━━━━━ Provided material ━━━━━

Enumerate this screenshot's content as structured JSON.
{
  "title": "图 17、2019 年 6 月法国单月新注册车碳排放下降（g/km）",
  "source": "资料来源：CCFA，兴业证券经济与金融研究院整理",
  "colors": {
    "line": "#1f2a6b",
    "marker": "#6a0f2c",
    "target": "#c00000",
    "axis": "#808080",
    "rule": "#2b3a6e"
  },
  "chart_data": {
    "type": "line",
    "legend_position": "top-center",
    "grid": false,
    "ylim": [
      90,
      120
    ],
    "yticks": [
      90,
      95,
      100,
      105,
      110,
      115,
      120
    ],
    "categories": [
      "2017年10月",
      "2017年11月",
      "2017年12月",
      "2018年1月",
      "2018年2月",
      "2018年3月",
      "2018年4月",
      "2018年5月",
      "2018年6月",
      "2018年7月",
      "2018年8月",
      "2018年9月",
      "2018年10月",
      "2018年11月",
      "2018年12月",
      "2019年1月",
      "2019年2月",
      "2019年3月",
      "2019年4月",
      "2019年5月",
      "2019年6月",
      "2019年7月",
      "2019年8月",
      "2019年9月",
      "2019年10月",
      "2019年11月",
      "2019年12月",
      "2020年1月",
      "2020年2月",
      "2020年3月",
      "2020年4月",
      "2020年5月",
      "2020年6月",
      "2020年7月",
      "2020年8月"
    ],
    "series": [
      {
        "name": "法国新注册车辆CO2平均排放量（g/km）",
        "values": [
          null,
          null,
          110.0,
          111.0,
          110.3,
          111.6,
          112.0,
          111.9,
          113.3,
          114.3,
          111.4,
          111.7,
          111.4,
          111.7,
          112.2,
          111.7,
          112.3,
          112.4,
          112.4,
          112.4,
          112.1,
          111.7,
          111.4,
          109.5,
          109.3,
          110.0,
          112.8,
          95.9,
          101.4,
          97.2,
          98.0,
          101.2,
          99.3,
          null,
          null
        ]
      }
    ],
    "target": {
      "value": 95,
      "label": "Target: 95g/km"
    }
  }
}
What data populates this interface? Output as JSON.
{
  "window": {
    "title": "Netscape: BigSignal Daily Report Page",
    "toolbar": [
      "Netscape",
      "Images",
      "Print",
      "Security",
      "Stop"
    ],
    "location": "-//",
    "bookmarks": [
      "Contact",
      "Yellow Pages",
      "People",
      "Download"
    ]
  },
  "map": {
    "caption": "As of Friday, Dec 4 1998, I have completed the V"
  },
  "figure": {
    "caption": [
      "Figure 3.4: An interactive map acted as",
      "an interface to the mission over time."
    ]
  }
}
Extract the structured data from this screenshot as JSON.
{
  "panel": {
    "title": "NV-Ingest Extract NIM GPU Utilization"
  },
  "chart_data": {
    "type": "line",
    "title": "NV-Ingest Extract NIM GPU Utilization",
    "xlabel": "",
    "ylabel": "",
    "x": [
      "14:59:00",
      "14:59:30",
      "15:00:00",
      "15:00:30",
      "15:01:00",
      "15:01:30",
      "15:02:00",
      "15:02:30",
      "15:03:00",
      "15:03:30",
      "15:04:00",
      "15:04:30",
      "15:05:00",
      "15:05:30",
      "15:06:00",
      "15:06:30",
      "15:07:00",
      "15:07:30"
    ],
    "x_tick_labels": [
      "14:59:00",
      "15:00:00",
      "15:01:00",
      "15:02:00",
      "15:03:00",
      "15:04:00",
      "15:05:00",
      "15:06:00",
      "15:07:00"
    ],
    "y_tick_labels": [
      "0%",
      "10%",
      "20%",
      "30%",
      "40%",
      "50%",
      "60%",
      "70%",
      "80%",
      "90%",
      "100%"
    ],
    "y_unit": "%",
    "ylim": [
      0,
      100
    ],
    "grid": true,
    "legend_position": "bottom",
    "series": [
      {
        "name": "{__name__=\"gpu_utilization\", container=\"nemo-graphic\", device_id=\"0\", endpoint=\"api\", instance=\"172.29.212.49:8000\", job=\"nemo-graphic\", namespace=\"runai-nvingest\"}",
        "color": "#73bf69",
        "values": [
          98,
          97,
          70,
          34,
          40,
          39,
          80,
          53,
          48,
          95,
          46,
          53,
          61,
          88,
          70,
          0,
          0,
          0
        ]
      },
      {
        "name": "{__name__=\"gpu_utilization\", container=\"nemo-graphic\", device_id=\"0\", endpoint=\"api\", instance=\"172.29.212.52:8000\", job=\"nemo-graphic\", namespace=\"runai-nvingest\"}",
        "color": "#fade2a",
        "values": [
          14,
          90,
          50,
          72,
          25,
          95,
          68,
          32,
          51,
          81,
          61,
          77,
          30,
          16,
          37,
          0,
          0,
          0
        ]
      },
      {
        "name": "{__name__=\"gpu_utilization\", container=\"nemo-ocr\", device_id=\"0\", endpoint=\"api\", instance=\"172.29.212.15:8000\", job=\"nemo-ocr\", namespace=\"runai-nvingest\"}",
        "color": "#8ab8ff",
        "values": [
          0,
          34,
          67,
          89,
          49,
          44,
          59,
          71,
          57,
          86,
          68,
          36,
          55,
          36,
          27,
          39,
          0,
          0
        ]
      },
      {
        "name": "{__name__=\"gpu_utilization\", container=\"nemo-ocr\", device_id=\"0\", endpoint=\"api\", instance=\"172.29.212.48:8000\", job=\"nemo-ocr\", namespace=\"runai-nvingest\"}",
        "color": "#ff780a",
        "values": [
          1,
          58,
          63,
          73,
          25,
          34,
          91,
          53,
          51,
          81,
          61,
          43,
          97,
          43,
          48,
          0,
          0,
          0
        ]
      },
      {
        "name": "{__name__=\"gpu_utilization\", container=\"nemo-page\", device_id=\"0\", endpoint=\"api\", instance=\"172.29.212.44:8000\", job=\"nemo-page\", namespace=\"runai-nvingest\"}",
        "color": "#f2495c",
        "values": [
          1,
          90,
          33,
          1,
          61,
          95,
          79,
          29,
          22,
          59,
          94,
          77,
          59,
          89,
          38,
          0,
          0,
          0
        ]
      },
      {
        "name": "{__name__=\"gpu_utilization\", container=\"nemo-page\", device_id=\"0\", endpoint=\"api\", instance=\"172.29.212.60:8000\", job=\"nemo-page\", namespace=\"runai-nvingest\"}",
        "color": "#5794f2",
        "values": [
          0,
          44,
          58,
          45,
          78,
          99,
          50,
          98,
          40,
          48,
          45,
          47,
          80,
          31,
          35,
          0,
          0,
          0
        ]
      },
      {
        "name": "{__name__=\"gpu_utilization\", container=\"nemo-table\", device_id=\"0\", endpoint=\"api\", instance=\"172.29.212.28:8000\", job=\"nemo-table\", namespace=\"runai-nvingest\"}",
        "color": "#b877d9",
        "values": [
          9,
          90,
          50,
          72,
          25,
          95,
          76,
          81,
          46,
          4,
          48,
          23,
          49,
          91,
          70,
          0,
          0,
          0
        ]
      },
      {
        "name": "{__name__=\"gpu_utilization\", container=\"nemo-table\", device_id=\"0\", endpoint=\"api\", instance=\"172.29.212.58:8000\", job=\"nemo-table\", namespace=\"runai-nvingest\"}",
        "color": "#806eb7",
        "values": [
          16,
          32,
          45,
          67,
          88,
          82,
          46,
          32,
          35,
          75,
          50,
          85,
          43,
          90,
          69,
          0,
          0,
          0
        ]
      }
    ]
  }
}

━━━━━

Exercise prompt —
Repeat the records above exactly, leaving none out.

Answer below —
Enumerate this screenshot's content as structured JSON.
{
  "title": "图 17、2019 年 6 月法国单月新注册车碳排放下降（g/km）",
  "source": "资料来源：CCFA，兴业证券经济与金融研究院整理",
  "colors": {
    "line": "#1f2a6b",
    "marker": "#6a0f2c",
    "target": "#c00000",
    "axis": "#808080",
    "rule": "#2b3a6e"
  },
  "chart_data": {
    "type": "line",
    "legend_position": "top-center",
    "grid": false,
    "ylim": [
      90,
      120
    ],
    "yticks": [
      90,
      95,
      100,
      105,
      110,
      115,
      120
    ],
    "categories": [
      "2017年10月",
      "2017年11月",
      "2017年12月",
      "2018年1月",
      "2018年2月",
      "2018年3月",
      "2018年4月",
      "2018年5月",
      "2018年6月",
      "2018年7月",
      "2018年8月",
      "2018年9月",
      "2018年10月",
      "2018年11月",
      "2018年12月",
      "2019年1月",
      "2019年2月",
      "2019年3月",
      "2019年4月",
      "2019年5月",
      "2019年6月",
      "2019年7月",
      "2019年8月",
      "2019年9月",
      "2019年10月",
      "2019年11月",
      "2019年12月",
      "2020年1月",
      "2020年2月",
      "2020年3月",
      "2020年4月",
      "2020年5月",
      "2020年6月",
      "2020年7月",
      "2020年8月"
    ],
    "series": [
      {
        "name": "法国新注册车辆CO2平均排放量（g/km）",
        "values": [
          null,
          null,
          110.0,
          111.0,
          110.3,
          111.6,
          112.0,
          111.9,
          113.3,
          114.3,
          111.4,
          111.7,
          111.4,
          111.7,
          112.2,
          111.7,
          112.3,
          112.4,
          112.4,
          112.4,
          112.1,
          111.7,
          111.4,
          109.5,
          109.3,
          110.0,
          112.8,
          95.9,
          101.4,
          97.2,
          98.0,
          101.2,
          99.3,
          null,
          null
        ]
      }
    ],
    "target": {
      "value": 95,
      "label": "Target: 95g/km"
    }
  }
}
What data populates this interface? Output as JSON.
{
  "window": {
    "title": "Netscape: BigSignal Daily Report Page",
    "toolbar": [
      "Netscape",
      "Images",
      "Print",
      "Security",
      "Stop"
    ],
    "location": "-//",
    "bookmarks": [
      "Contact",
      "Yellow Pages",
      "People",
      "Download"
    ]
  },
  "map": {
    "caption": "As of Friday, Dec 4 1998, I have completed the V"
  },
  "figure": {
    "caption": [
      "Figure 3.4: An interactive map acted as",
      "an interface to the mission over time."
    ]
  }
}
Extract the structured data from this screenshot as JSON.
{
  "panel": {
    "title": "NV-Ingest Extract NIM GPU Utilization"
  },
  "chart_data": {
    "type": "line",
    "title": "NV-Ingest Extract NIM GPU Utilization",
    "xlabel": "",
    "ylabel": "",
    "x": [
      "14:59:00",
      "14:59:30",
      "15:00:00",
      "15:00:30",
      "15:01:00",
      "15:01:30",
      "15:02:00",
      "15:02:30",
      "15:03:00",
      "15:03:30",
      "15:04:00",
      "15:04:30",
      "15:05:00",
      "15:05:30",
      "15:06:00",
      "15:06:30",
      "15:07:00",
      "15:07:30"
    ],
    "x_tick_labels": [
      "14:59:00",
      "15:00:00",
      "15:01:00",
      "15:02:00",
      "15:03:00",
      "15:04:00",
      "15:05:00",
      "15:06:00",
      "15:07:00"
    ],
    "y_tick_labels": [
      "0%",
      "10%",
      "20%",
      "30%",
      "40%",
      "50%",
      "60%",
      "70%",
      "80%",
      "90%",
      "100%"
    ],
    "y_unit": "%",
    "ylim": [
      0,
      100
    ],
    "grid": true,
    "legend_position": "bottom",
    "series": [
      {
        "name": "{__name__=\"gpu_utilization\", container=\"nemo-graphic\", device_id=\"0\", endpoint=\"api\", instance=\"172.29.212.49:8000\", job=\"nemo-graphic\", namespace=\"runai-nvingest\"}",
        "color": "#73bf69",
        "values": [
          98,
          97,
          70,
          34,
          40,
          39,
          80,
          53,
          48,
          95,
          46,
          53,
          61,
          88,
          70,
          0,
          0,
          0
        ]
      },
      {
        "name": "{__name__=\"gpu_utilization\", container=\"nemo-graphic\", device_id=\"0\", endpoint=\"api\", instance=\"172.29.212.52:8000\", job=\"nemo-graphic\", namespace=\"runai-nvingest\"}",
        "color": "#fade2a",
        "values": [
          14,
          90,
          50,
          72,
          25,
          95,
          68,
          32,
          51,
          81,
          61,
          77,
          30,
          16,
          37,
          0,
          0,
          0
        ]
      },
      {
        "name": "{__name__=\"gpu_utilization\", container=\"nemo-ocr\", device_id=\"0\", endpoint=\"api\", instance=\"172.29.212.15:8000\", job=\"nemo-ocr\", namespace=\"runai-nvingest\"}",
        "color": "#8ab8ff",
        "values": [
          0,
          34,
          67,
          89,
          49,
          44,
          59,
          71,
          57,
          86,
          68,
          36,
          55,
          36,
          27,
          39,
          0,
          0
        ]
      },
      {
        "name": "{__name__=\"gpu_utilization\", container=\"nemo-ocr\", device_id=\"0\", endpoint=\"api\", instance=\"172.29.212.48:8000\", job=\"nemo-ocr\", namespace=\"runai-nvingest\"}",
        "color": "#ff780a",
        "values": [
          1,
          58,
          63,
          73,
          25,
          34,
          91,
          53,
          51,
          81,
          61,
          43,
          97,
          43,
          48,
          0,
          0,
          0
        ]
      },
      {
        "name": "{__name__=\"gpu_utilization\", container=\"nemo-page\", device_id=\"0\", endpoint=\"api\", instance=\"172.29.212.44:8000\", job=\"nemo-page\", namespace=\"runai-nvingest\"}",
        "color": "#f2495c",
        "values": [
          1,
          90,
          33,
          1,
          61,
          95,
          79,
          29,
          22,
          59,
          94,
          77,
          59,
          89,
          38,
          0,
          0,
          0
        ]
      },
      {
        "name": "{__name__=\"gpu_utilization\", container=\"nemo-page\", device_id=\"0\", endpoint=\"api\", instance=\"172.29.212.60:8000\", job=\"nemo-page\", namespace=\"runai-nvingest\"}",
        "color": "#5794f2",
        "values": [
          0,
          44,
          58,
          45,
          78,
          99,
          50,
          98,
          40,
          48,
          45,
          47,
          80,
          31,
          35,
          0,
          0,
          0
        ]
      },
      {
        "name": "{__name__=\"gpu_utilization\", container=\"nemo-table\", device_id=\"0\", endpoint=\"api\", instance=\"172.29.212.28:8000\", job=\"nemo-table\", namespace=\"runai-nvingest\"}",
        "color": "#b877d9",
        "values": [
          9,
          90,
          50,
          72,
          25,
          95,
          76,
          81,
          46,
          4,
          48,
          23,
          49,
          91,
          70,
          0,
          0,
          0
        ]
      },
      {
        "name": "{__name__=\"gpu_utilization\", container=\"nemo-table\", device_id=\"0\", endpoint=\"api\", instance=\"172.29.212.58:8000\", job=\"nemo-table\", namespace=\"runai-nvingest\"}",
        "color": "#806eb7",
        "values": [
          16,
          32,
          45,
          67,
          88,
          82,
          46,
          32,
          35,
          75,
          50,
          85,
          43,
          90,
          69,
          0,
          0,
          0
        ]
      }
    ]
  }
}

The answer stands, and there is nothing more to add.